■ LIST OF TASKS ■
A. Transcribe the passage on French intendants from "A symbol of" to "on the people.".
B. Answer these questions using the passage on French intendants:
(i) At what age did Charles Alexandre de Calonne become an intendant?
(ii) Around what year does the term "Intendant" appear?
(iii) In what year did France enter the Thirty Years' War?
C. Take the passage on French intendants further, beginning right after its final sentence.

■ PASSAGE PROVIDED ■
######
In the 17th and 18th centuries, the intendants were chosen from the noblesse de robe or the upper-bourgeoisie. Generally, they were masters of requests in the Conseil des parties. They were chosen by the Controller-General of Finances who asked the advice of the Secretary of State for War for those who were to be sent in border provinces. They were often young: Charles Alexandre de Calonne became an intendant at the age of 32, Turgot and Louis Bénigne François Berthier de Sauvigny at the age of 34, and Louis-Urbain-Aubert de Tourny at the age of 40.
A symbol of royal centralization and absolutism, the intendant had numerous adversaries. Those nostalgic for an administration based on noble lineage saw intendants as parvenus and usurpers of noble power. Partisans of a less absolute monarchy called for them to be abolished. Jacques Necker, the only Minister of Finances since 1720 who had not himself been an intendant, accused them of incompetence because of their youth and social aspirations. The cahiers de doléances of 1789 depicted them as over zealous agents of fiscal policies which weighed heavily on the people.
The term intendant was also used for certain positions close to the Controller-General of Finances :
  • intendants of finance
  • intendants of commerce
  • intendants of the sovereign council
In the same way, the term intendant général was used for certain commissioned positions close to the State Secretaries of War and of the Navy.

History

As early as the 15th century, the French kings sent commissioners to the provinces to report on royal and administrative issues and to undertake any necessary action. These agents of the king were recruited from among the masters of requests, the Councillors of State and members of the Parlements or the Court of Accounts. Their mission was always for a specific mandate and lasted for a limited period. Along with these, there were also commissioners sent to the army, in charge of provisioning the army, policing and finances; they would supervise accountants, providers, merchants, and generals, and attend war councils and tribunals for military crimes. Such commissioners are found in Corsica as early as 1553, in Bourges in 1592, in Troyes in 1594, and in Limoges in 1596.
When Henry IV ascended the throne in 1589, one of his prime focuses was to reduce the privileges of the provincial governors who, in theory, represented "the presence of the king in his province" but had, during the civil wars of the early modern period, proven themselves to be highly intractable; these positions had long been held by only the highest ranked noble families in the realm. The Intendants to the provinces —- the term "Intendant" appears around 1620 during the reign of Louis XIII – became an effective tool of regional control.
Under Louis XIII's minister Cardinal Richelieu, with France's entry into the Thirty Years' War in 1635, the Intendants became a permanent institution in France. No longer mere inspectors, their role became one of government administrators. During the Fronde in 1648, the members of Parlement of the Chambre Saint-Louis demanded that the Intendants be suppressed; Mazarin and Anne of Austria gave in to these demands except in the case of border provinces threatened by Spanish or Imperial attack. At the end of the Fronde, the Intendants were reinstated.
######
■ PROVIDED DATA ■
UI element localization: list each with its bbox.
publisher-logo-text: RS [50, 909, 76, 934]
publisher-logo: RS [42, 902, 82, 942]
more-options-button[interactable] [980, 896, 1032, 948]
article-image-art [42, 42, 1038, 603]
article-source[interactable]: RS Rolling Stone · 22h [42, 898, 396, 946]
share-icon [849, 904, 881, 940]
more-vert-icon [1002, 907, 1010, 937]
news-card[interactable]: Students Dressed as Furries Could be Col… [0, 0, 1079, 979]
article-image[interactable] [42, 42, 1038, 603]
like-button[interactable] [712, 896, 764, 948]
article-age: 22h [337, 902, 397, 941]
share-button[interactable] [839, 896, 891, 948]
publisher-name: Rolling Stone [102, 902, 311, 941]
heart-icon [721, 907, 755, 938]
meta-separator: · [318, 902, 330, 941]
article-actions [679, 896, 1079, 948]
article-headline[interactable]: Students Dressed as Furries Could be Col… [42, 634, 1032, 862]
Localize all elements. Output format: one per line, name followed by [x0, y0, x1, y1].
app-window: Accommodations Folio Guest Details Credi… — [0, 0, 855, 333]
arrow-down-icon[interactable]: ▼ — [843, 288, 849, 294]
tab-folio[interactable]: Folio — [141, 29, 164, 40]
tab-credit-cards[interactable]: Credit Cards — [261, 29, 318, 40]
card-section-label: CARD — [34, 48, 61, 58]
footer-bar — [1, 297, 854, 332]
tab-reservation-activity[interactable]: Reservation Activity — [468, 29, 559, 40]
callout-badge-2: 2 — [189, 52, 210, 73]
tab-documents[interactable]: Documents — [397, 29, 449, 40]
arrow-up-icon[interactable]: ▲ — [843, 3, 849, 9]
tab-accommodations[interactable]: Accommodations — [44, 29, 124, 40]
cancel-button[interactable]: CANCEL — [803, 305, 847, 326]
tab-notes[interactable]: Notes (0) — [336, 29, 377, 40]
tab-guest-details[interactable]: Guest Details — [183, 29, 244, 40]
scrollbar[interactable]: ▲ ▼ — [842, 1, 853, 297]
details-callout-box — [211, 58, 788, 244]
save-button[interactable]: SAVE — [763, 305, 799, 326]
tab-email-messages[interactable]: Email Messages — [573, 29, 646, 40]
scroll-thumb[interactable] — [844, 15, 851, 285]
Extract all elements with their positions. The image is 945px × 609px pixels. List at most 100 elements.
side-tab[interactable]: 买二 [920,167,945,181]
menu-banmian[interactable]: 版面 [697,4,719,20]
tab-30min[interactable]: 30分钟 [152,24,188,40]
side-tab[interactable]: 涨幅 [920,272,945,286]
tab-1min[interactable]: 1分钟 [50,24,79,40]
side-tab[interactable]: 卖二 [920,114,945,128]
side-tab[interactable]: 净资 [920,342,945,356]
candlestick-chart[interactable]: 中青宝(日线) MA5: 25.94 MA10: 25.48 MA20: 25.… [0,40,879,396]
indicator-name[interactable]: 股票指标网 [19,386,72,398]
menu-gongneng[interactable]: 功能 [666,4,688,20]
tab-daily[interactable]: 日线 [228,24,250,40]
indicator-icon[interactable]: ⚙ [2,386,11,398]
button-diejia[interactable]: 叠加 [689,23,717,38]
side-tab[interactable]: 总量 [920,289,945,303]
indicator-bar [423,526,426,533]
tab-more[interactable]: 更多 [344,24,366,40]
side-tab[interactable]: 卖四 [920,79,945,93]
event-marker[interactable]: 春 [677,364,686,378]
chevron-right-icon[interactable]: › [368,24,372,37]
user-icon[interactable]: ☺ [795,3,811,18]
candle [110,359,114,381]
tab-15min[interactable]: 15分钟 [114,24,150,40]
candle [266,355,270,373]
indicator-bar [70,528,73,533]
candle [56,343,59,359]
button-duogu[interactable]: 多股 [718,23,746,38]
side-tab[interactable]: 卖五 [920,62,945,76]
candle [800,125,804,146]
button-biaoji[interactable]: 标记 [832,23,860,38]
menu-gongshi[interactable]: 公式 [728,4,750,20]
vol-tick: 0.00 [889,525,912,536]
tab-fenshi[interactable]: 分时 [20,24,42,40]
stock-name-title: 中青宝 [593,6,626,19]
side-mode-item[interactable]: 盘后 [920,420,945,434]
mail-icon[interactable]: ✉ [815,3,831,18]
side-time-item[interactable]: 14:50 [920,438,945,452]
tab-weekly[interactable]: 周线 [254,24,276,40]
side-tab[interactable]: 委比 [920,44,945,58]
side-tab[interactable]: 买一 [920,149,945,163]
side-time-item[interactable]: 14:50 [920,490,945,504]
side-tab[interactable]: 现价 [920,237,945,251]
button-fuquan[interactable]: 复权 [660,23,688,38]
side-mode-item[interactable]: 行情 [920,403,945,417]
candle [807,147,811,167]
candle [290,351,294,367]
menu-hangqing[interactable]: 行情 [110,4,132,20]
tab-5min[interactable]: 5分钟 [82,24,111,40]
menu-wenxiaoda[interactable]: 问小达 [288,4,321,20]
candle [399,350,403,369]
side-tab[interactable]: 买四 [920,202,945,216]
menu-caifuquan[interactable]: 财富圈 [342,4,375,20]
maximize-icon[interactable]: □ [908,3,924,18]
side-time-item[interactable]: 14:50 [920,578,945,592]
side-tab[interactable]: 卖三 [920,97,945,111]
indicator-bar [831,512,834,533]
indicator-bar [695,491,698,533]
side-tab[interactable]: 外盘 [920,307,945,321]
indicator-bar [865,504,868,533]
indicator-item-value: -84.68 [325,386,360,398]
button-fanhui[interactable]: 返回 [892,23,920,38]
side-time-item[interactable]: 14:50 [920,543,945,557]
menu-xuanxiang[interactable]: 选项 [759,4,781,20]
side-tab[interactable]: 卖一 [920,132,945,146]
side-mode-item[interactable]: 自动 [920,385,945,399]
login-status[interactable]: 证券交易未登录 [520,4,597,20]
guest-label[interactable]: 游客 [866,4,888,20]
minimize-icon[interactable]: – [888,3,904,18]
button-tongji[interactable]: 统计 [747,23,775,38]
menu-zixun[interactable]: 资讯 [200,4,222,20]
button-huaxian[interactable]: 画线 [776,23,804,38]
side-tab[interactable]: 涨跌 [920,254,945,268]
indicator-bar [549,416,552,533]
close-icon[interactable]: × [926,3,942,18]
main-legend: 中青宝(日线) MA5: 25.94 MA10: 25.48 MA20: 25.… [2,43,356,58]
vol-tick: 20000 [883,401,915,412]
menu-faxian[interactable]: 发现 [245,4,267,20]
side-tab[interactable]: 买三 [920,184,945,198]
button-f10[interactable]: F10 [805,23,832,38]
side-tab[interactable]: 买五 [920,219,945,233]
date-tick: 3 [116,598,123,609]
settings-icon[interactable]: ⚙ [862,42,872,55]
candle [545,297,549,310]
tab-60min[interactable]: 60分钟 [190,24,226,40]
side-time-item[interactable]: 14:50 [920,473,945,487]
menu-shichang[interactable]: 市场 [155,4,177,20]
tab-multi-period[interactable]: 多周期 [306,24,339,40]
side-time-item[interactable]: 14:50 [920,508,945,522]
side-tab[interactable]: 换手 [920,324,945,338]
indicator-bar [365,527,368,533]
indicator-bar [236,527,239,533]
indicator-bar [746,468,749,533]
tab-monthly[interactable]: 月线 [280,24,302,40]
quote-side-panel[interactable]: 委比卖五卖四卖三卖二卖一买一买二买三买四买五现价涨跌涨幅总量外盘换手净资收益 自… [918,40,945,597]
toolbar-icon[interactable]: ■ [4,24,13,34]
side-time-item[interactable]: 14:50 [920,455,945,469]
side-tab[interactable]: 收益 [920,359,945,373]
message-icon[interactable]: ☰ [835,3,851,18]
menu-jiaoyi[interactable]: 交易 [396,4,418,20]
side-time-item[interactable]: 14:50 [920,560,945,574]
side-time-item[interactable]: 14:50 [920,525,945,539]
######
■ SOLVED TASKS ■
A.
A symbol of royal centralization and absolutism, the intendant had numerous adversaries. Those nostalgic for an administration based on noble lineage saw intendants as parvenus and usurpers of noble power. Partisans of a less absolute monarchy called for them to be abolished. Jacques Necker, the only Minister of Finances since 1720 who had not himself been an intendant, accused them of incompetence because of their youth and social aspirations. The cahiers de doléances of 1789 depicted them as over zealous agents of fiscal policies which weighed heavily on the people.

B.
(i) At the age of 32.
(ii) Around 1620, during the reign of Louis XIII.
(iii) In 1635.

C.
When Louis XIV was in power, the Marquis of Louvois, War Secretary between 1677 and 1691, further expanded the power of the provincial intendants. They monitored Louis's refinements of the French military, including the institution of a merit promotion system and a policy of enlistment limited to single men for periods of four years. After 1680, Intendants in France had a permanent position in a fixed region ; their official titles being intendant de justice, police et finances, commissaires départis dans les généralités du royaume pour l'exécution des ordres du roi.
The position of Intendant remained in existence until the French Revolution. The title was maintained thereafter for military officers with responsibility for financial auditing at regimental level and above.
A 2021 study, which used a dataset of 430 intendants from 1640 to 1789, found that less than half of these officials went through the legally-specified training path. The study raised questions about the impersonal nature of these bureaucrats, with evidence indicating that familial and marital ties were factors in appointments, and that appointment duration had wide variability.

Functions

Appointed and revoked by the king and reporting to the Controller-General of Finances, the Intendant in his "généralité" had at his service a small team of secretaries. In the 18th century, the "généralité" was subdivided into "subdelegations" at the head of which was placed a "subdelegate" chosen by the Intendant. In this way, the Intendant was relatively understaffed given his large jurisdiction.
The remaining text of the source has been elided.